• [Records]

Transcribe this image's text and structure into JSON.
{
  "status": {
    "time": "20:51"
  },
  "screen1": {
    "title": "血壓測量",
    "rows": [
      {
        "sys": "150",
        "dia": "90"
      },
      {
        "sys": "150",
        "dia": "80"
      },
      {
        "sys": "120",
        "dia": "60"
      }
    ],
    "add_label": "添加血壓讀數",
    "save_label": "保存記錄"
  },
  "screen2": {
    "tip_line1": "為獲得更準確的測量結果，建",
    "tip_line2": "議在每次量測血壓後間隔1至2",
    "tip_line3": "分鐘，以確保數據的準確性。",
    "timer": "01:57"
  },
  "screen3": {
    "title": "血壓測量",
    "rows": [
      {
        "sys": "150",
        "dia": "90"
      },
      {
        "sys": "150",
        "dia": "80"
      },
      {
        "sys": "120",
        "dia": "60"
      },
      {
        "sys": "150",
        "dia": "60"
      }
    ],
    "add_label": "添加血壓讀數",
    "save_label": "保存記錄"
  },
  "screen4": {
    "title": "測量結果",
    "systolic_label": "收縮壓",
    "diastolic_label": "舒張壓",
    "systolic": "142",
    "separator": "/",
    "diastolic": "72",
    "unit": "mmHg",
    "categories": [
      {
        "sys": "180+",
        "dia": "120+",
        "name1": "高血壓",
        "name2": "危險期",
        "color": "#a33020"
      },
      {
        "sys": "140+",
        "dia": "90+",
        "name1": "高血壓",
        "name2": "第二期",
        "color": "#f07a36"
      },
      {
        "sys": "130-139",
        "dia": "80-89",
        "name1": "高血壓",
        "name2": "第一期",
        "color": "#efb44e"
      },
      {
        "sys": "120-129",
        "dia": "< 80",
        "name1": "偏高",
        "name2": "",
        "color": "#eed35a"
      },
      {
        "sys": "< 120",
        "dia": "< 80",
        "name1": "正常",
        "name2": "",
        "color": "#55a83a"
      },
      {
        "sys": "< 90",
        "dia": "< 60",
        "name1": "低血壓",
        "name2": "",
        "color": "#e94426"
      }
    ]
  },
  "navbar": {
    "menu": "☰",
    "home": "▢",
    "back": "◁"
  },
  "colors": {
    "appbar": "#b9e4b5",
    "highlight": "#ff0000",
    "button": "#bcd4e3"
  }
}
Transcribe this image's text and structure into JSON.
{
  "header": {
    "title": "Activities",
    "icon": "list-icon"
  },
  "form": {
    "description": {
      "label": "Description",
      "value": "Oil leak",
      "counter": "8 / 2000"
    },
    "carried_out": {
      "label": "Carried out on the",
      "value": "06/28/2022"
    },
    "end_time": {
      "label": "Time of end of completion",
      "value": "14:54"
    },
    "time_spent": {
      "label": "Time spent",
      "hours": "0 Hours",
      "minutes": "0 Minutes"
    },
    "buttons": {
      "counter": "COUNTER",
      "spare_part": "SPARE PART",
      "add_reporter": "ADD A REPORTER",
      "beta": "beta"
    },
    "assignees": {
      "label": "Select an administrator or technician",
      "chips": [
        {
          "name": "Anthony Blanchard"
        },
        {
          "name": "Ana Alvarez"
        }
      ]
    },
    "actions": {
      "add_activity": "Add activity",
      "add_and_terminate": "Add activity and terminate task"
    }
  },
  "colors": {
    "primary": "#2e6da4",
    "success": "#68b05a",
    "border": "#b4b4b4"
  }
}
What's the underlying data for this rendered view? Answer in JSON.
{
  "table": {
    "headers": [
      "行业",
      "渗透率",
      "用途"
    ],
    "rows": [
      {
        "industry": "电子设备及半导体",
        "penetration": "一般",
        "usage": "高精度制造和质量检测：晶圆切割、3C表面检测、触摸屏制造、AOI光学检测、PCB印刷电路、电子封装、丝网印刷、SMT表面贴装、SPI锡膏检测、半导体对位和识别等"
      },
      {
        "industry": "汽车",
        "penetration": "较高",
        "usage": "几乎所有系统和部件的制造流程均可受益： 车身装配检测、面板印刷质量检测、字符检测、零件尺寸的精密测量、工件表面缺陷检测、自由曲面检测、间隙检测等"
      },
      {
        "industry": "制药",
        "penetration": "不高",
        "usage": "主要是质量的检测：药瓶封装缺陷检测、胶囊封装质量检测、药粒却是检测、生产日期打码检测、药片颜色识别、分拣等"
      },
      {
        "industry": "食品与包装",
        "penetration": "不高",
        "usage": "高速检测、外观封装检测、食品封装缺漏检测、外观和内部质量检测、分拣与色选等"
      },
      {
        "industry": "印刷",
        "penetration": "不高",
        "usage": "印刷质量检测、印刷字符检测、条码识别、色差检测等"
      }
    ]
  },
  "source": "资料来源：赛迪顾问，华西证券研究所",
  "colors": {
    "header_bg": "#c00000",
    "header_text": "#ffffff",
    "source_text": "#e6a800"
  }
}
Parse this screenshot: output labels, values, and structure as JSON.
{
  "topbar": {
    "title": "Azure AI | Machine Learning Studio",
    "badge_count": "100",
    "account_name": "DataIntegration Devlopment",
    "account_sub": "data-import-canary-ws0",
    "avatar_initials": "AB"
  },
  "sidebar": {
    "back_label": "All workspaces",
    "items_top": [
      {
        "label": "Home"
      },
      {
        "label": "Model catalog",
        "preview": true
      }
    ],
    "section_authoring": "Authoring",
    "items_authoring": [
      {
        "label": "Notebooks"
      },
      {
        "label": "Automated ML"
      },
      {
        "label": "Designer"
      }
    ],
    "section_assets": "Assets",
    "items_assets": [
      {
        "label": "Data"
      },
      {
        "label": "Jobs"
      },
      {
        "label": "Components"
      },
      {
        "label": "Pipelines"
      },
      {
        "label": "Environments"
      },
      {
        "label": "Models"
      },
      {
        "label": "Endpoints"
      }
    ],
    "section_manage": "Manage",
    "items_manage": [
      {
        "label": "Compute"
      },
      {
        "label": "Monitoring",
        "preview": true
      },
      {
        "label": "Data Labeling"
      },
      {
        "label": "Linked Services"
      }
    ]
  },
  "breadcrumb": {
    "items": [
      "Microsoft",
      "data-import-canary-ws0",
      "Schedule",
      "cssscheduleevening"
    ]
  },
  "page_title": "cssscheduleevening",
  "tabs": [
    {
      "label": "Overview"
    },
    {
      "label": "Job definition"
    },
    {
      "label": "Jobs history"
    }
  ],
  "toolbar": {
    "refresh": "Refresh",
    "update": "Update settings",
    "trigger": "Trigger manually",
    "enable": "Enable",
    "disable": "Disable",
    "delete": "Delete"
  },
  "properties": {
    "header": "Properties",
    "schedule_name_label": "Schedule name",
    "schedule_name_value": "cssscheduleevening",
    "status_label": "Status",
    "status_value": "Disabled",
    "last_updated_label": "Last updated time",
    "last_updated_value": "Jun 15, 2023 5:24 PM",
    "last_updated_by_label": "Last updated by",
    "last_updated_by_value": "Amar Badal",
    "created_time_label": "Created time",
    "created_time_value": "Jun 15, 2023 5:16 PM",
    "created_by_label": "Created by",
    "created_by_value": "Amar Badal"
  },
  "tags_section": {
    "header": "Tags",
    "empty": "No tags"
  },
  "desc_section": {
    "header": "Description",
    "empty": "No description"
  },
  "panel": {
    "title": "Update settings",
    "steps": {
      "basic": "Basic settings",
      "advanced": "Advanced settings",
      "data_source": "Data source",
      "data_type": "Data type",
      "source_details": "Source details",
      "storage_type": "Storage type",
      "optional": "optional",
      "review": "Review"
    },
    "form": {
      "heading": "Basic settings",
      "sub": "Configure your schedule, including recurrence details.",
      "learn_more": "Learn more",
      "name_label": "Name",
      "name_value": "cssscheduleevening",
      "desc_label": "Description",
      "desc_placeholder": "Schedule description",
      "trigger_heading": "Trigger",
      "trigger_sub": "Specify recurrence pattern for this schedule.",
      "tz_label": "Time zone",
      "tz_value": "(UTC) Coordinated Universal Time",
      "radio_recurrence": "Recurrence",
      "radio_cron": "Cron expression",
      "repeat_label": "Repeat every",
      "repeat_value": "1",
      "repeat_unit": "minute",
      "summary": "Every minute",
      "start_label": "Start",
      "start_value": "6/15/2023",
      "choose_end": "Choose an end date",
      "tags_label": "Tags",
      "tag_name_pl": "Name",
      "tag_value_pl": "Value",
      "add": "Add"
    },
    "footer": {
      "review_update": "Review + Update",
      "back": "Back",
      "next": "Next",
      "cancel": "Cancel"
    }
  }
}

• [Written exercise]
Copy every line of the entries above in which "settings" occurs.

• [Response]
    "update": "Update settings",
    "title": "Update settings",
      "basic": "Basic settings",
      "advanced": "Advanced settings",
      "heading": "Basic settings",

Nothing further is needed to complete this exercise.